-------- RECORDS PROVIDED --------
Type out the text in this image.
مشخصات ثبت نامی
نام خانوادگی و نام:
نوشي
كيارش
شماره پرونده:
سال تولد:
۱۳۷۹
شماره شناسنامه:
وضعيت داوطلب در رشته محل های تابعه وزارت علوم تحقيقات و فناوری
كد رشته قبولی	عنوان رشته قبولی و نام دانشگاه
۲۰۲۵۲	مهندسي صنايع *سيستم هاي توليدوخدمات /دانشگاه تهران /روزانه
--------
## INSTRUCTIONS TO FOLLOW
Return each line of the records above exactly as it reads.

## ANSWER TO THIS TASK
Type out the text in this image.
مشخصات ثبت نامی
نام خانوادگی و نام:
نوشي
كيارش
شماره پرونده:
سال تولد:
۱۳۷۹
شماره شناسنامه:
وضعيت داوطلب در رشته محل های تابعه وزارت علوم تحقيقات و فناوری
كد رشته قبولی	عنوان رشته قبولی و نام دانشگاه
۲۰۲۵۲	مهندسي صنايع *سيستم هاي توليدوخدمات /دانشگاه تهران /روزانه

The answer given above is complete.